_Supplied data_

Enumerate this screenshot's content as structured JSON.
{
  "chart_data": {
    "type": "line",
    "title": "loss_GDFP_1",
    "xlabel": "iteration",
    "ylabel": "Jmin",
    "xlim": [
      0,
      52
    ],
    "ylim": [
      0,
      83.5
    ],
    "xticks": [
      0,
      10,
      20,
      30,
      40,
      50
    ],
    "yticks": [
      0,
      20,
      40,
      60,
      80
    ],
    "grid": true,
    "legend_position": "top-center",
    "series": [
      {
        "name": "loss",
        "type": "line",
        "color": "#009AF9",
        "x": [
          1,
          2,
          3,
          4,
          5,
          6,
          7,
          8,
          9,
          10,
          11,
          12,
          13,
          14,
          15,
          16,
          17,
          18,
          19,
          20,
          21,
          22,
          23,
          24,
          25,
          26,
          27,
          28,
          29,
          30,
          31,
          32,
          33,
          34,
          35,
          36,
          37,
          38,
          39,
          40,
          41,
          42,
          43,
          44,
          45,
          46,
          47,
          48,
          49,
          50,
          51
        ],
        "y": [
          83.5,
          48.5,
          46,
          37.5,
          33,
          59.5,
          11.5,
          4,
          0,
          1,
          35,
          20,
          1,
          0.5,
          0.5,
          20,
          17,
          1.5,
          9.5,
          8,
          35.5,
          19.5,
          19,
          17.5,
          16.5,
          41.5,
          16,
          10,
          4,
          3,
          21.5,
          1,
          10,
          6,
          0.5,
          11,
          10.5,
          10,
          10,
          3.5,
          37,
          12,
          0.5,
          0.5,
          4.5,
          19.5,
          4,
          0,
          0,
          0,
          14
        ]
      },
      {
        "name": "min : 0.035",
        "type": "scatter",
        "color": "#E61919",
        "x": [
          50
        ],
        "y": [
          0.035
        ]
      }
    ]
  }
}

* * *

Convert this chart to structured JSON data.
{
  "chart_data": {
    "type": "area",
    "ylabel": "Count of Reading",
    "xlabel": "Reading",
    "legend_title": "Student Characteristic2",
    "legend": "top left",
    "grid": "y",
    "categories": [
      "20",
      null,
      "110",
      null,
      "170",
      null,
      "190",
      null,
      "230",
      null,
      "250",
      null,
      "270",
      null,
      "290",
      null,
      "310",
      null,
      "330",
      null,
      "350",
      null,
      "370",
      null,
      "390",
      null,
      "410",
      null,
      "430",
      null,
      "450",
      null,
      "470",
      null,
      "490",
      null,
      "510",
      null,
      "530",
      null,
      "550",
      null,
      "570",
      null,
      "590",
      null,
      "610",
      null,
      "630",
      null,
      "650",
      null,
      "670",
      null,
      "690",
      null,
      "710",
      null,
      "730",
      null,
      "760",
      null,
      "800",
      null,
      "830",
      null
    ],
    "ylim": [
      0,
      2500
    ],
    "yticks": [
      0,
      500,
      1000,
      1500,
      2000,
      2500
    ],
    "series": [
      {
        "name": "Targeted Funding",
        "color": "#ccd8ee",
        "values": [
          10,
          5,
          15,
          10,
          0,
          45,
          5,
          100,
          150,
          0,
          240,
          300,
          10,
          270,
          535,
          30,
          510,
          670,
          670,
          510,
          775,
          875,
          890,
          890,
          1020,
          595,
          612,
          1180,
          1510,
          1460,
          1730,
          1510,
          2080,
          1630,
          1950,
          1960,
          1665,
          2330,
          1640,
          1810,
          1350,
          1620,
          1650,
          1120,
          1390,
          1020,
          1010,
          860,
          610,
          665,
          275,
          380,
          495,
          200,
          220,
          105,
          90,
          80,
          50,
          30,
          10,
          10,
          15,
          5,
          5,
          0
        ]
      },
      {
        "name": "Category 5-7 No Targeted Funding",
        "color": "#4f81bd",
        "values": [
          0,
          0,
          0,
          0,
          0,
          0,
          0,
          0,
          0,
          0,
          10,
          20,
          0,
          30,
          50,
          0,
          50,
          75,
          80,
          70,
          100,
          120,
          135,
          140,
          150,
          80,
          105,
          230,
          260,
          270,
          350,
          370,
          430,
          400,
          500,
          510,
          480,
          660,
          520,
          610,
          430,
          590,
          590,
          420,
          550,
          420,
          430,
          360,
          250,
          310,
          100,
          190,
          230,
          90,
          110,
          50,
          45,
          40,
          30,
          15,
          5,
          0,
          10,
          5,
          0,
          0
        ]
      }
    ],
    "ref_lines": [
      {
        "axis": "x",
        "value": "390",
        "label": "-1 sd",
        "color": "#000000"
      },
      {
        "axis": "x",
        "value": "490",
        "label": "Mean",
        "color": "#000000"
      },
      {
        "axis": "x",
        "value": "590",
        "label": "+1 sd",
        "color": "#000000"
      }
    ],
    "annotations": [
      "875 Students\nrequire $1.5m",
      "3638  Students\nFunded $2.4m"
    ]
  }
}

_Work to do_
Select and copy every line of the material that holds the string "Targeted".

_Output below_
        "name": "Targeted Funding",
        "name": "Category 5-7 No Targeted Funding",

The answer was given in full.